**Your objective**
Read the records below. Copy each line where the string "CHARLBURY" occurs.

════════════════

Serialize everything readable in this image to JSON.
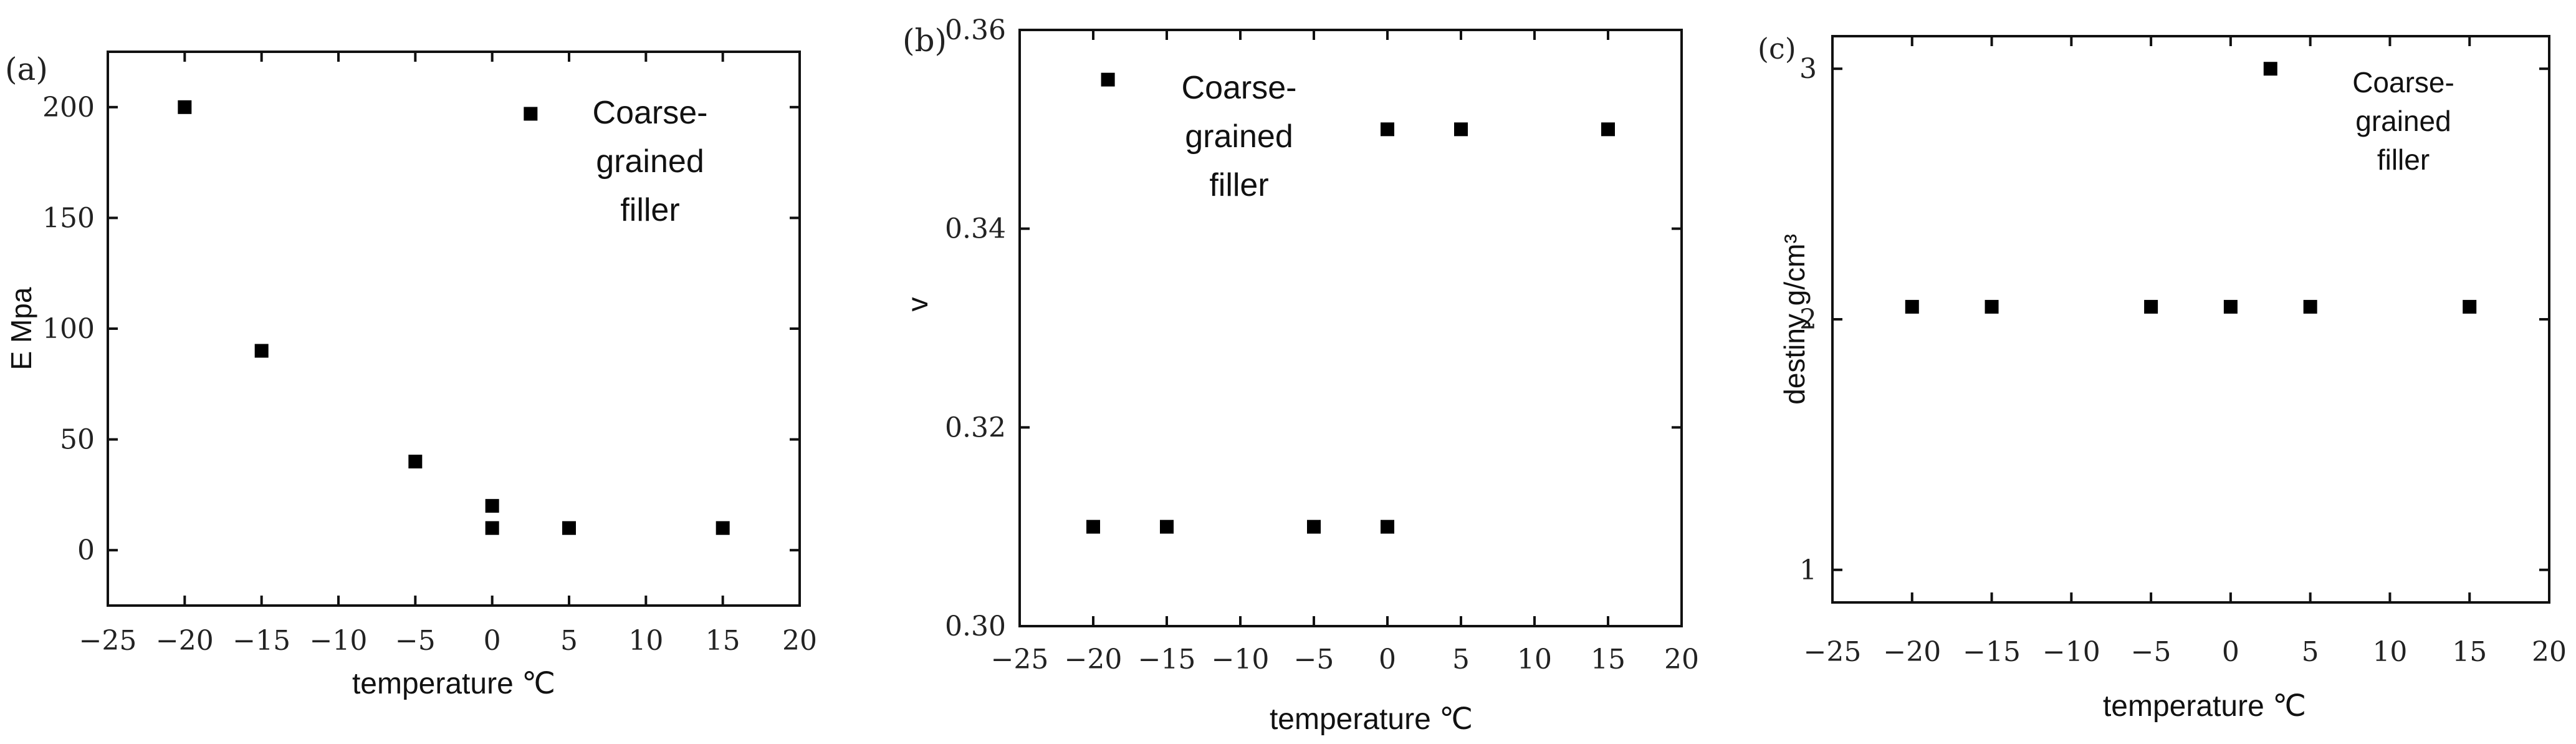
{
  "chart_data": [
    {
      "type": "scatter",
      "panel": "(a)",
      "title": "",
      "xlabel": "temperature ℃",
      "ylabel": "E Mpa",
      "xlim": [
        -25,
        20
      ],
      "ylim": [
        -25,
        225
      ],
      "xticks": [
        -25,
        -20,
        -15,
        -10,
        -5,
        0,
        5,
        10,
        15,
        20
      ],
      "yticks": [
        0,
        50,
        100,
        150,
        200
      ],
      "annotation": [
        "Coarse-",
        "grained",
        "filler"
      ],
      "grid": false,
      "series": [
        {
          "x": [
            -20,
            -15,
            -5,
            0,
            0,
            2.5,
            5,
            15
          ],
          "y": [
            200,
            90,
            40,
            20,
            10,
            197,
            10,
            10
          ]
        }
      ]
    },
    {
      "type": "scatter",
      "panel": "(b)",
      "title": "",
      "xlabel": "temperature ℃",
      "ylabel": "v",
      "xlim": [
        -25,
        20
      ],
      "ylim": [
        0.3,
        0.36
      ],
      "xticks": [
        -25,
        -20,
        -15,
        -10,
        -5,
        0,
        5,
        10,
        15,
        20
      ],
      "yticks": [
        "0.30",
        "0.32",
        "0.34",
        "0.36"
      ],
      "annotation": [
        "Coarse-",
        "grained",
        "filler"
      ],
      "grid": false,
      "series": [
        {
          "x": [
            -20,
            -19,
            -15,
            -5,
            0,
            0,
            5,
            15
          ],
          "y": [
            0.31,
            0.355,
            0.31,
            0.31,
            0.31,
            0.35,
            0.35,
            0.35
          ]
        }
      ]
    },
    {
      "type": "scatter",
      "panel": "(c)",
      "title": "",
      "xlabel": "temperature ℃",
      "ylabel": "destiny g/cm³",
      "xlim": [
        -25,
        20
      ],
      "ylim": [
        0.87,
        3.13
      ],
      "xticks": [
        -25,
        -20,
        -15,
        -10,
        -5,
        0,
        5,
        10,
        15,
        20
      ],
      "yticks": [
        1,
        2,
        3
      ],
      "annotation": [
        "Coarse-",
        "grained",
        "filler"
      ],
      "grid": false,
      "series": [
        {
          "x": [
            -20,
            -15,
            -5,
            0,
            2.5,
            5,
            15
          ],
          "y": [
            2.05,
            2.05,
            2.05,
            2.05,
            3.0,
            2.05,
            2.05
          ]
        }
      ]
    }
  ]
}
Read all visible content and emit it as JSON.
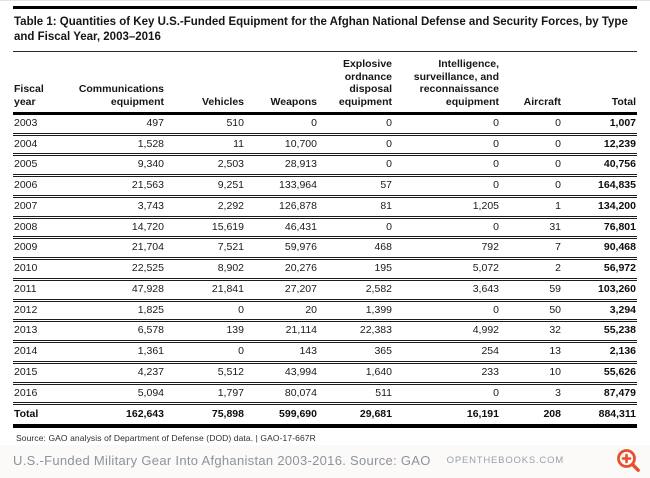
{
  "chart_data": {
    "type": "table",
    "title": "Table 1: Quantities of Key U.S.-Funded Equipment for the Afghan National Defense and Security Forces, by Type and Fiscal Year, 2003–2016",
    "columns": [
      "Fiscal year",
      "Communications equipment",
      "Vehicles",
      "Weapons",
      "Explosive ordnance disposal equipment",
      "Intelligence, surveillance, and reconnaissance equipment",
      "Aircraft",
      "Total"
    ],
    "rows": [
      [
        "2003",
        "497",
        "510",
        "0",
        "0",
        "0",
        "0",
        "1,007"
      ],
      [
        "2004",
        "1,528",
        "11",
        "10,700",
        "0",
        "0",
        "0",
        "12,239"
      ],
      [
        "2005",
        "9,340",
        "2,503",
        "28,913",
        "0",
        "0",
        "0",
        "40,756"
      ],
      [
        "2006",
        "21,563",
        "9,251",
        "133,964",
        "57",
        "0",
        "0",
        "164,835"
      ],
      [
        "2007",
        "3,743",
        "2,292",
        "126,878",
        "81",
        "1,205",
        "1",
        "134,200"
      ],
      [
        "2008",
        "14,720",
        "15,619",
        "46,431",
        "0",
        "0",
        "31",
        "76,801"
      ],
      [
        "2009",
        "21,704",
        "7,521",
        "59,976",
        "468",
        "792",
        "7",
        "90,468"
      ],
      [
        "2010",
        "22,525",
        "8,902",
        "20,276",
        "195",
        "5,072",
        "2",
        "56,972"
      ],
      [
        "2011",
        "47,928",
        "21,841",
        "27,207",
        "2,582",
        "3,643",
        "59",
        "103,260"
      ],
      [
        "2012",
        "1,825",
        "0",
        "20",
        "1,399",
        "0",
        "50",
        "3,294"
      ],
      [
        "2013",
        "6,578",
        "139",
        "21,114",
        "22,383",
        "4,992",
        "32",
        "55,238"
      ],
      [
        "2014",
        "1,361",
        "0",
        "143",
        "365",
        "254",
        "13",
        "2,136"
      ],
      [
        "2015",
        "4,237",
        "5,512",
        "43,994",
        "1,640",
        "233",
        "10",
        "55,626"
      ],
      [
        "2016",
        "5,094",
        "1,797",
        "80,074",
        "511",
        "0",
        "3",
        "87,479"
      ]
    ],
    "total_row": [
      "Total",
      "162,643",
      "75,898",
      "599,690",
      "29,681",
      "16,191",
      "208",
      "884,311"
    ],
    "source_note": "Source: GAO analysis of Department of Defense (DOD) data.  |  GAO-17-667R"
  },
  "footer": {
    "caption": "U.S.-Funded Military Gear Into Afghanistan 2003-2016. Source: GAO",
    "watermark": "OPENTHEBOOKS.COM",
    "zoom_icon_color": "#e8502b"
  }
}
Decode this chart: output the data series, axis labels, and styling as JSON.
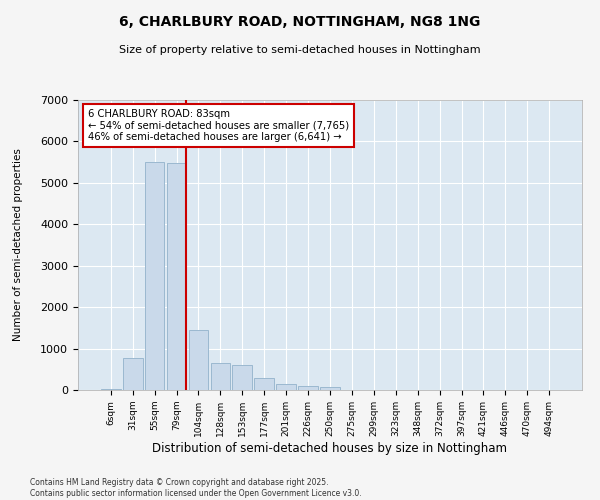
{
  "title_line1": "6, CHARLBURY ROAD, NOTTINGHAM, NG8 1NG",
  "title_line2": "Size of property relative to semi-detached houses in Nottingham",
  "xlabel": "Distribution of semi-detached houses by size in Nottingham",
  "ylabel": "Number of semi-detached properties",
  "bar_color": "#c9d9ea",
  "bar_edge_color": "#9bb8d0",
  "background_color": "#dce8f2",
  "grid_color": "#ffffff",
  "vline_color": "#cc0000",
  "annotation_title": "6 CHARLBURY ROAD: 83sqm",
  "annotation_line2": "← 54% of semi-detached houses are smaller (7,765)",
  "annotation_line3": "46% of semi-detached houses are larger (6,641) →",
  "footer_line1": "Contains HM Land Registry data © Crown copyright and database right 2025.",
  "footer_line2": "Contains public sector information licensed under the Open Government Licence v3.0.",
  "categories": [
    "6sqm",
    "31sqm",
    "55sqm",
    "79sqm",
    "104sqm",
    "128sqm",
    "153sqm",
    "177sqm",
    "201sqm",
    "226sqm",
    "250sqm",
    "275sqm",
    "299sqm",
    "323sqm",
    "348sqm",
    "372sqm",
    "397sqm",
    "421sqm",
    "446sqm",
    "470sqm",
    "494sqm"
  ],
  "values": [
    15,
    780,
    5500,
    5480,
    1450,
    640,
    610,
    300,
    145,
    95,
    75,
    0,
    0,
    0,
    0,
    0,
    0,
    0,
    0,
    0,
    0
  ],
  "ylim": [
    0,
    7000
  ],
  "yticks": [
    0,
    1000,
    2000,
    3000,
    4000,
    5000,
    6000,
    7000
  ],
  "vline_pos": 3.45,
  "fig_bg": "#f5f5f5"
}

════════════════

**Exercise solution**
  "title_line1": "6, CHARLBURY ROAD, NOTTINGHAM, NG8 1NG",
  "annotation_title": "6 CHARLBURY ROAD: 83sqm",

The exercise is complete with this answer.